In your copy, reproduce the entries exactly as they are, minus the images.

[Start of Supplied entries]

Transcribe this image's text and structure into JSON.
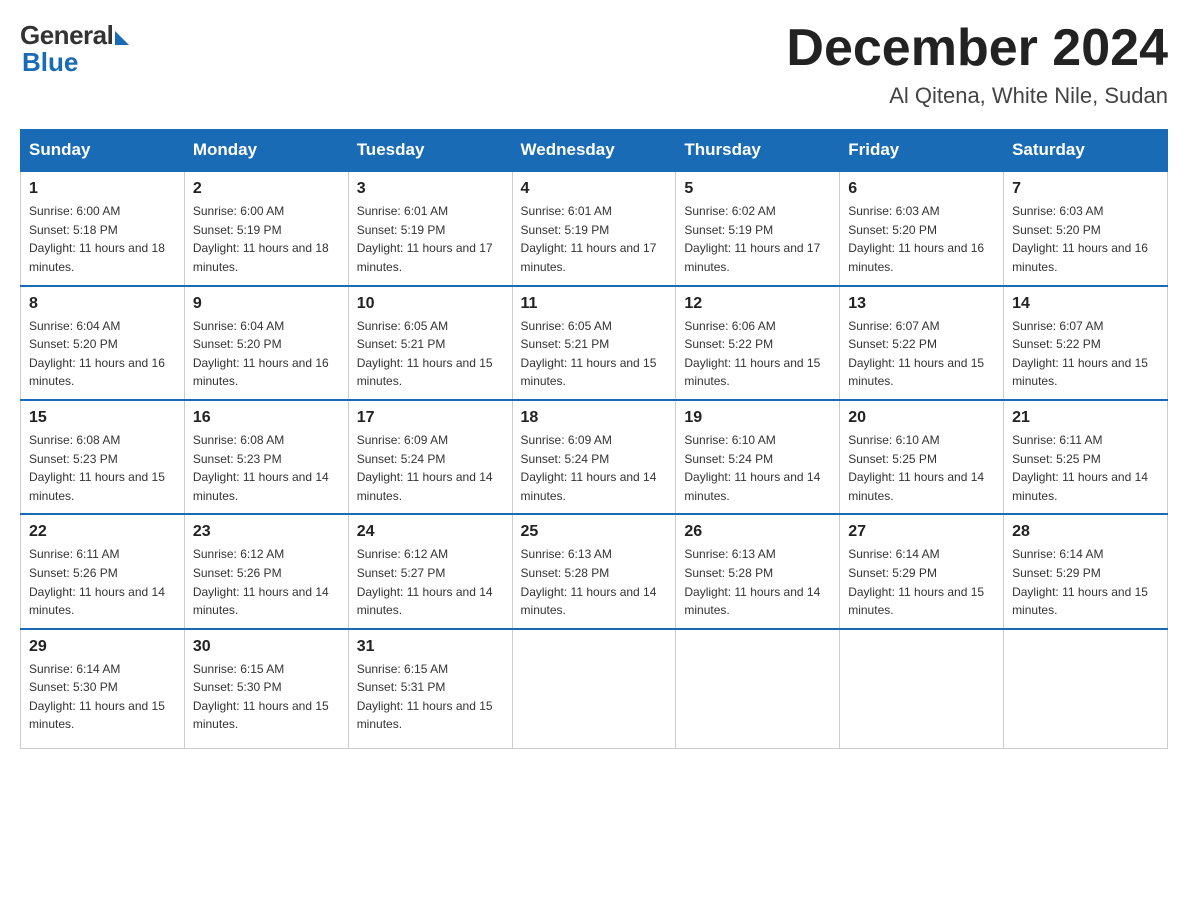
{
  "logo": {
    "general": "General",
    "blue": "Blue"
  },
  "title": "December 2024",
  "location": "Al Qitena, White Nile, Sudan",
  "days_of_week": [
    "Sunday",
    "Monday",
    "Tuesday",
    "Wednesday",
    "Thursday",
    "Friday",
    "Saturday"
  ],
  "weeks": [
    [
      {
        "day": "1",
        "sunrise": "6:00 AM",
        "sunset": "5:18 PM",
        "daylight": "11 hours and 18 minutes."
      },
      {
        "day": "2",
        "sunrise": "6:00 AM",
        "sunset": "5:19 PM",
        "daylight": "11 hours and 18 minutes."
      },
      {
        "day": "3",
        "sunrise": "6:01 AM",
        "sunset": "5:19 PM",
        "daylight": "11 hours and 17 minutes."
      },
      {
        "day": "4",
        "sunrise": "6:01 AM",
        "sunset": "5:19 PM",
        "daylight": "11 hours and 17 minutes."
      },
      {
        "day": "5",
        "sunrise": "6:02 AM",
        "sunset": "5:19 PM",
        "daylight": "11 hours and 17 minutes."
      },
      {
        "day": "6",
        "sunrise": "6:03 AM",
        "sunset": "5:20 PM",
        "daylight": "11 hours and 16 minutes."
      },
      {
        "day": "7",
        "sunrise": "6:03 AM",
        "sunset": "5:20 PM",
        "daylight": "11 hours and 16 minutes."
      }
    ],
    [
      {
        "day": "8",
        "sunrise": "6:04 AM",
        "sunset": "5:20 PM",
        "daylight": "11 hours and 16 minutes."
      },
      {
        "day": "9",
        "sunrise": "6:04 AM",
        "sunset": "5:20 PM",
        "daylight": "11 hours and 16 minutes."
      },
      {
        "day": "10",
        "sunrise": "6:05 AM",
        "sunset": "5:21 PM",
        "daylight": "11 hours and 15 minutes."
      },
      {
        "day": "11",
        "sunrise": "6:05 AM",
        "sunset": "5:21 PM",
        "daylight": "11 hours and 15 minutes."
      },
      {
        "day": "12",
        "sunrise": "6:06 AM",
        "sunset": "5:22 PM",
        "daylight": "11 hours and 15 minutes."
      },
      {
        "day": "13",
        "sunrise": "6:07 AM",
        "sunset": "5:22 PM",
        "daylight": "11 hours and 15 minutes."
      },
      {
        "day": "14",
        "sunrise": "6:07 AM",
        "sunset": "5:22 PM",
        "daylight": "11 hours and 15 minutes."
      }
    ],
    [
      {
        "day": "15",
        "sunrise": "6:08 AM",
        "sunset": "5:23 PM",
        "daylight": "11 hours and 15 minutes."
      },
      {
        "day": "16",
        "sunrise": "6:08 AM",
        "sunset": "5:23 PM",
        "daylight": "11 hours and 14 minutes."
      },
      {
        "day": "17",
        "sunrise": "6:09 AM",
        "sunset": "5:24 PM",
        "daylight": "11 hours and 14 minutes."
      },
      {
        "day": "18",
        "sunrise": "6:09 AM",
        "sunset": "5:24 PM",
        "daylight": "11 hours and 14 minutes."
      },
      {
        "day": "19",
        "sunrise": "6:10 AM",
        "sunset": "5:24 PM",
        "daylight": "11 hours and 14 minutes."
      },
      {
        "day": "20",
        "sunrise": "6:10 AM",
        "sunset": "5:25 PM",
        "daylight": "11 hours and 14 minutes."
      },
      {
        "day": "21",
        "sunrise": "6:11 AM",
        "sunset": "5:25 PM",
        "daylight": "11 hours and 14 minutes."
      }
    ],
    [
      {
        "day": "22",
        "sunrise": "6:11 AM",
        "sunset": "5:26 PM",
        "daylight": "11 hours and 14 minutes."
      },
      {
        "day": "23",
        "sunrise": "6:12 AM",
        "sunset": "5:26 PM",
        "daylight": "11 hours and 14 minutes."
      },
      {
        "day": "24",
        "sunrise": "6:12 AM",
        "sunset": "5:27 PM",
        "daylight": "11 hours and 14 minutes."
      },
      {
        "day": "25",
        "sunrise": "6:13 AM",
        "sunset": "5:28 PM",
        "daylight": "11 hours and 14 minutes."
      },
      {
        "day": "26",
        "sunrise": "6:13 AM",
        "sunset": "5:28 PM",
        "daylight": "11 hours and 14 minutes."
      },
      {
        "day": "27",
        "sunrise": "6:14 AM",
        "sunset": "5:29 PM",
        "daylight": "11 hours and 15 minutes."
      },
      {
        "day": "28",
        "sunrise": "6:14 AM",
        "sunset": "5:29 PM",
        "daylight": "11 hours and 15 minutes."
      }
    ],
    [
      {
        "day": "29",
        "sunrise": "6:14 AM",
        "sunset": "5:30 PM",
        "daylight": "11 hours and 15 minutes."
      },
      {
        "day": "30",
        "sunrise": "6:15 AM",
        "sunset": "5:30 PM",
        "daylight": "11 hours and 15 minutes."
      },
      {
        "day": "31",
        "sunrise": "6:15 AM",
        "sunset": "5:31 PM",
        "daylight": "11 hours and 15 minutes."
      },
      null,
      null,
      null,
      null
    ]
  ]
}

[End of Supplied entries]

→ **Complete output**
Transcribe this image's text and structure into JSON.
{
  "logo": {
    "general": "General",
    "blue": "Blue"
  },
  "title": "December 2024",
  "location": "Al Qitena, White Nile, Sudan",
  "days_of_week": [
    "Sunday",
    "Monday",
    "Tuesday",
    "Wednesday",
    "Thursday",
    "Friday",
    "Saturday"
  ],
  "weeks": [
    [
      {
        "day": "1",
        "sunrise": "6:00 AM",
        "sunset": "5:18 PM",
        "daylight": "11 hours and 18 minutes."
      },
      {
        "day": "2",
        "sunrise": "6:00 AM",
        "sunset": "5:19 PM",
        "daylight": "11 hours and 18 minutes."
      },
      {
        "day": "3",
        "sunrise": "6:01 AM",
        "sunset": "5:19 PM",
        "daylight": "11 hours and 17 minutes."
      },
      {
        "day": "4",
        "sunrise": "6:01 AM",
        "sunset": "5:19 PM",
        "daylight": "11 hours and 17 minutes."
      },
      {
        "day": "5",
        "sunrise": "6:02 AM",
        "sunset": "5:19 PM",
        "daylight": "11 hours and 17 minutes."
      },
      {
        "day": "6",
        "sunrise": "6:03 AM",
        "sunset": "5:20 PM",
        "daylight": "11 hours and 16 minutes."
      },
      {
        "day": "7",
        "sunrise": "6:03 AM",
        "sunset": "5:20 PM",
        "daylight": "11 hours and 16 minutes."
      }
    ],
    [
      {
        "day": "8",
        "sunrise": "6:04 AM",
        "sunset": "5:20 PM",
        "daylight": "11 hours and 16 minutes."
      },
      {
        "day": "9",
        "sunrise": "6:04 AM",
        "sunset": "5:20 PM",
        "daylight": "11 hours and 16 minutes."
      },
      {
        "day": "10",
        "sunrise": "6:05 AM",
        "sunset": "5:21 PM",
        "daylight": "11 hours and 15 minutes."
      },
      {
        "day": "11",
        "sunrise": "6:05 AM",
        "sunset": "5:21 PM",
        "daylight": "11 hours and 15 minutes."
      },
      {
        "day": "12",
        "sunrise": "6:06 AM",
        "sunset": "5:22 PM",
        "daylight": "11 hours and 15 minutes."
      },
      {
        "day": "13",
        "sunrise": "6:07 AM",
        "sunset": "5:22 PM",
        "daylight": "11 hours and 15 minutes."
      },
      {
        "day": "14",
        "sunrise": "6:07 AM",
        "sunset": "5:22 PM",
        "daylight": "11 hours and 15 minutes."
      }
    ],
    [
      {
        "day": "15",
        "sunrise": "6:08 AM",
        "sunset": "5:23 PM",
        "daylight": "11 hours and 15 minutes."
      },
      {
        "day": "16",
        "sunrise": "6:08 AM",
        "sunset": "5:23 PM",
        "daylight": "11 hours and 14 minutes."
      },
      {
        "day": "17",
        "sunrise": "6:09 AM",
        "sunset": "5:24 PM",
        "daylight": "11 hours and 14 minutes."
      },
      {
        "day": "18",
        "sunrise": "6:09 AM",
        "sunset": "5:24 PM",
        "daylight": "11 hours and 14 minutes."
      },
      {
        "day": "19",
        "sunrise": "6:10 AM",
        "sunset": "5:24 PM",
        "daylight": "11 hours and 14 minutes."
      },
      {
        "day": "20",
        "sunrise": "6:10 AM",
        "sunset": "5:25 PM",
        "daylight": "11 hours and 14 minutes."
      },
      {
        "day": "21",
        "sunrise": "6:11 AM",
        "sunset": "5:25 PM",
        "daylight": "11 hours and 14 minutes."
      }
    ],
    [
      {
        "day": "22",
        "sunrise": "6:11 AM",
        "sunset": "5:26 PM",
        "daylight": "11 hours and 14 minutes."
      },
      {
        "day": "23",
        "sunrise": "6:12 AM",
        "sunset": "5:26 PM",
        "daylight": "11 hours and 14 minutes."
      },
      {
        "day": "24",
        "sunrise": "6:12 AM",
        "sunset": "5:27 PM",
        "daylight": "11 hours and 14 minutes."
      },
      {
        "day": "25",
        "sunrise": "6:13 AM",
        "sunset": "5:28 PM",
        "daylight": "11 hours and 14 minutes."
      },
      {
        "day": "26",
        "sunrise": "6:13 AM",
        "sunset": "5:28 PM",
        "daylight": "11 hours and 14 minutes."
      },
      {
        "day": "27",
        "sunrise": "6:14 AM",
        "sunset": "5:29 PM",
        "daylight": "11 hours and 15 minutes."
      },
      {
        "day": "28",
        "sunrise": "6:14 AM",
        "sunset": "5:29 PM",
        "daylight": "11 hours and 15 minutes."
      }
    ],
    [
      {
        "day": "29",
        "sunrise": "6:14 AM",
        "sunset": "5:30 PM",
        "daylight": "11 hours and 15 minutes."
      },
      {
        "day": "30",
        "sunrise": "6:15 AM",
        "sunset": "5:30 PM",
        "daylight": "11 hours and 15 minutes."
      },
      {
        "day": "31",
        "sunrise": "6:15 AM",
        "sunset": "5:31 PM",
        "daylight": "11 hours and 15 minutes."
      },
      null,
      null,
      null,
      null
    ]
  ]
}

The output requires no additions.